[Records provided start]

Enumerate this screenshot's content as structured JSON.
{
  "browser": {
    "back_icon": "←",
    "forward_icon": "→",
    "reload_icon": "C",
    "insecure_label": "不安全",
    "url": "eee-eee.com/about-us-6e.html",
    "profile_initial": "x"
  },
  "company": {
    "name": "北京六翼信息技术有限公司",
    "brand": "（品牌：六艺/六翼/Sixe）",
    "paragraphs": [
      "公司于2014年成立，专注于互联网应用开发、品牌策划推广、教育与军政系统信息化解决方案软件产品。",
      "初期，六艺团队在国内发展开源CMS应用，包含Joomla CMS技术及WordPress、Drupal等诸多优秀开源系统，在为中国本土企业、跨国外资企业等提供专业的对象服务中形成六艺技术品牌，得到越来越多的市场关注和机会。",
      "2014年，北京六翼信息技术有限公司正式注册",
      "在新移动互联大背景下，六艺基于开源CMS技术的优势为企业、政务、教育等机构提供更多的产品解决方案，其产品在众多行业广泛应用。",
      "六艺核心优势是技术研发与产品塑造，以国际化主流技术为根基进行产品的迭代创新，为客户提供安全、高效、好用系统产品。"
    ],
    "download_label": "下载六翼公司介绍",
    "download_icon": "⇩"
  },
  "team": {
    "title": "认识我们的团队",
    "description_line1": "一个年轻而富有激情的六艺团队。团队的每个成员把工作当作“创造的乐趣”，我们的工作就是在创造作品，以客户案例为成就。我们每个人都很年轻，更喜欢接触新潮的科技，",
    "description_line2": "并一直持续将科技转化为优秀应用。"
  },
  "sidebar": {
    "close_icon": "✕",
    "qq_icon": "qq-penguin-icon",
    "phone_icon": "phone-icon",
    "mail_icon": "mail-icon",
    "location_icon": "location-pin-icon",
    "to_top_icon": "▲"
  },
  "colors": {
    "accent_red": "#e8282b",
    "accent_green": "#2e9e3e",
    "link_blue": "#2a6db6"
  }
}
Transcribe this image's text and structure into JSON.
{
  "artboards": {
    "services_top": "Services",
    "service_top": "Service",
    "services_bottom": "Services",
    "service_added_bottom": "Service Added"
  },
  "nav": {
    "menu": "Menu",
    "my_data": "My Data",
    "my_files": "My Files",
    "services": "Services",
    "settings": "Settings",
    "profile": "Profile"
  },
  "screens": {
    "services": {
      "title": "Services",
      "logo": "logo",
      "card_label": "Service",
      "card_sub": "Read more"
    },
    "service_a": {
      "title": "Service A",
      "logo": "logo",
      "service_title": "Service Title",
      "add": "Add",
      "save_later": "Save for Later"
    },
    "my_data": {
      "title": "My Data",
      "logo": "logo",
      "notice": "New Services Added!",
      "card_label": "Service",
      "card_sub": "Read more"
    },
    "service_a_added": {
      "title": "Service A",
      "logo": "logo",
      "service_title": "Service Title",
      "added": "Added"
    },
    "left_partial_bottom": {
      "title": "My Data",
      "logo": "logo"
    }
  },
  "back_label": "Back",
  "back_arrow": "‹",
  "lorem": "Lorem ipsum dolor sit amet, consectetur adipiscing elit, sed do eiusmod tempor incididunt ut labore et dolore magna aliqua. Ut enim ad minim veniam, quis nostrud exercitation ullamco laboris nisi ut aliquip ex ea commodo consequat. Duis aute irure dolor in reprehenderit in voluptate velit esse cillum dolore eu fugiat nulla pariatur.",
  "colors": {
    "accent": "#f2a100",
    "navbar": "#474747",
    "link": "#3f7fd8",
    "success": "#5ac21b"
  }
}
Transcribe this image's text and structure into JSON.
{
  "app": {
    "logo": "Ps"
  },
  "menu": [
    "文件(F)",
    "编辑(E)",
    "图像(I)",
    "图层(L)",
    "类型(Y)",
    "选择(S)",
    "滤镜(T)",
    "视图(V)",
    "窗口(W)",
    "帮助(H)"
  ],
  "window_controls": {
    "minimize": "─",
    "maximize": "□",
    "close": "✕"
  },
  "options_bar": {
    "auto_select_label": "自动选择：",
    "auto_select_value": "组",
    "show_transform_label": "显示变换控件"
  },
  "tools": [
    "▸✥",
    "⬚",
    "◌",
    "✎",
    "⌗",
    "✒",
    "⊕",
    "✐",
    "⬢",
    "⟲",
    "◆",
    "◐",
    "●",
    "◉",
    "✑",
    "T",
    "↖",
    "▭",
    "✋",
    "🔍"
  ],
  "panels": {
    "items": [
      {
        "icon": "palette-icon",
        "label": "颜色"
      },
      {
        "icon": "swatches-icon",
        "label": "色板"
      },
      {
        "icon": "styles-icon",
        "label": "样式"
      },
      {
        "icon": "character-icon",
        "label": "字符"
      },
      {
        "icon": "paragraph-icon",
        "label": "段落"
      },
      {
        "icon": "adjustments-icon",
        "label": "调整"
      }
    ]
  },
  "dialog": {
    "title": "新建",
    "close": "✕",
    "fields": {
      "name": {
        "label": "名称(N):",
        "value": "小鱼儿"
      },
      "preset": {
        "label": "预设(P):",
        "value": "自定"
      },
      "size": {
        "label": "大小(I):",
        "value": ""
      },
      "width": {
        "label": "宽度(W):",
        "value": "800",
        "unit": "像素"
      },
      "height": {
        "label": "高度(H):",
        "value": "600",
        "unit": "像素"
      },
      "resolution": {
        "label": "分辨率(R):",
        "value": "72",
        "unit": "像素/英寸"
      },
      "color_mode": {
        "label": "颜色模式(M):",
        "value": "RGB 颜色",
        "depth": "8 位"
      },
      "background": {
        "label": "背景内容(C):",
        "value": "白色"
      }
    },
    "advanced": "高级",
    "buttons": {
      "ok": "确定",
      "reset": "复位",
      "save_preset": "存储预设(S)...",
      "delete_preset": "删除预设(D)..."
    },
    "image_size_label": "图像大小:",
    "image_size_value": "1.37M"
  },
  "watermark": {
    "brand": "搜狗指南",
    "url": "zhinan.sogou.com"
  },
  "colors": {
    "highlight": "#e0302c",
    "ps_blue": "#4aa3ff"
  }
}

[Records provided end]

• **Written exercise**
All of the records must be retyped exactly as they are.

• **Complete output**
Enumerate this screenshot's content as structured JSON.
{
  "browser": {
    "back_icon": "←",
    "forward_icon": "→",
    "reload_icon": "C",
    "insecure_label": "不安全",
    "url": "eee-eee.com/about-us-6e.html",
    "profile_initial": "x"
  },
  "company": {
    "name": "北京六翼信息技术有限公司",
    "brand": "（品牌：六艺/六翼/Sixe）",
    "paragraphs": [
      "公司于2014年成立，专注于互联网应用开发、品牌策划推广、教育与军政系统信息化解决方案软件产品。",
      "初期，六艺团队在国内发展开源CMS应用，包含Joomla CMS技术及WordPress、Drupal等诸多优秀开源系统，在为中国本土企业、跨国外资企业等提供专业的对象服务中形成六艺技术品牌，得到越来越多的市场关注和机会。",
      "2014年，北京六翼信息技术有限公司正式注册",
      "在新移动互联大背景下，六艺基于开源CMS技术的优势为企业、政务、教育等机构提供更多的产品解决方案，其产品在众多行业广泛应用。",
      "六艺核心优势是技术研发与产品塑造，以国际化主流技术为根基进行产品的迭代创新，为客户提供安全、高效、好用系统产品。"
    ],
    "download_label": "下载六翼公司介绍",
    "download_icon": "⇩"
  },
  "team": {
    "title": "认识我们的团队",
    "description_line1": "一个年轻而富有激情的六艺团队。团队的每个成员把工作当作“创造的乐趣”，我们的工作就是在创造作品，以客户案例为成就。我们每个人都很年轻，更喜欢接触新潮的科技，",
    "description_line2": "并一直持续将科技转化为优秀应用。"
  },
  "sidebar": {
    "close_icon": "✕",
    "qq_icon": "qq-penguin-icon",
    "phone_icon": "phone-icon",
    "mail_icon": "mail-icon",
    "location_icon": "location-pin-icon",
    "to_top_icon": "▲"
  },
  "colors": {
    "accent_red": "#e8282b",
    "accent_green": "#2e9e3e",
    "link_blue": "#2a6db6"
  }
}
Transcribe this image's text and structure into JSON.
{
  "artboards": {
    "services_top": "Services",
    "service_top": "Service",
    "services_bottom": "Services",
    "service_added_bottom": "Service Added"
  },
  "nav": {
    "menu": "Menu",
    "my_data": "My Data",
    "my_files": "My Files",
    "services": "Services",
    "settings": "Settings",
    "profile": "Profile"
  },
  "screens": {
    "services": {
      "title": "Services",
      "logo": "logo",
      "card_label": "Service",
      "card_sub": "Read more"
    },
    "service_a": {
      "title": "Service A",
      "logo": "logo",
      "service_title": "Service Title",
      "add": "Add",
      "save_later": "Save for Later"
    },
    "my_data": {
      "title": "My Data",
      "logo": "logo",
      "notice": "New Services Added!",
      "card_label": "Service",
      "card_sub": "Read more"
    },
    "service_a_added": {
      "title": "Service A",
      "logo": "logo",
      "service_title": "Service Title",
      "added": "Added"
    },
    "left_partial_bottom": {
      "title": "My Data",
      "logo": "logo"
    }
  },
  "back_label": "Back",
  "back_arrow": "‹",
  "lorem": "Lorem ipsum dolor sit amet, consectetur adipiscing elit, sed do eiusmod tempor incididunt ut labore et dolore magna aliqua. Ut enim ad minim veniam, quis nostrud exercitation ullamco laboris nisi ut aliquip ex ea commodo consequat. Duis aute irure dolor in reprehenderit in voluptate velit esse cillum dolore eu fugiat nulla pariatur.",
  "colors": {
    "accent": "#f2a100",
    "navbar": "#474747",
    "link": "#3f7fd8",
    "success": "#5ac21b"
  }
}
Transcribe this image's text and structure into JSON.
{
  "app": {
    "logo": "Ps"
  },
  "menu": [
    "文件(F)",
    "编辑(E)",
    "图像(I)",
    "图层(L)",
    "类型(Y)",
    "选择(S)",
    "滤镜(T)",
    "视图(V)",
    "窗口(W)",
    "帮助(H)"
  ],
  "window_controls": {
    "minimize": "─",
    "maximize": "□",
    "close": "✕"
  },
  "options_bar": {
    "auto_select_label": "自动选择：",
    "auto_select_value": "组",
    "show_transform_label": "显示变换控件"
  },
  "tools": [
    "▸✥",
    "⬚",
    "◌",
    "✎",
    "⌗",
    "✒",
    "⊕",
    "✐",
    "⬢",
    "⟲",
    "◆",
    "◐",
    "●",
    "◉",
    "✑",
    "T",
    "↖",
    "▭",
    "✋",
    "🔍"
  ],
  "panels": {
    "items": [
      {
        "icon": "palette-icon",
        "label": "颜色"
      },
      {
        "icon": "swatches-icon",
        "label": "色板"
      },
      {
        "icon": "styles-icon",
        "label": "样式"
      },
      {
        "icon": "character-icon",
        "label": "字符"
      },
      {
        "icon": "paragraph-icon",
        "label": "段落"
      },
      {
        "icon": "adjustments-icon",
        "label": "调整"
      }
    ]
  },
  "dialog": {
    "title": "新建",
    "close": "✕",
    "fields": {
      "name": {
        "label": "名称(N):",
        "value": "小鱼儿"
      },
      "preset": {
        "label": "预设(P):",
        "value": "自定"
      },
      "size": {
        "label": "大小(I):",
        "value": ""
      },
      "width": {
        "label": "宽度(W):",
        "value": "800",
        "unit": "像素"
      },
      "height": {
        "label": "高度(H):",
        "value": "600",
        "unit": "像素"
      },
      "resolution": {
        "label": "分辨率(R):",
        "value": "72",
        "unit": "像素/英寸"
      },
      "color_mode": {
        "label": "颜色模式(M):",
        "value": "RGB 颜色",
        "depth": "8 位"
      },
      "background": {
        "label": "背景内容(C):",
        "value": "白色"
      }
    },
    "advanced": "高级",
    "buttons": {
      "ok": "确定",
      "reset": "复位",
      "save_preset": "存储预设(S)...",
      "delete_preset": "删除预设(D)..."
    },
    "image_size_label": "图像大小:",
    "image_size_value": "1.37M"
  },
  "watermark": {
    "brand": "搜狗指南",
    "url": "zhinan.sogou.com"
  },
  "colors": {
    "highlight": "#e0302c",
    "ps_blue": "#4aa3ff"
  }
}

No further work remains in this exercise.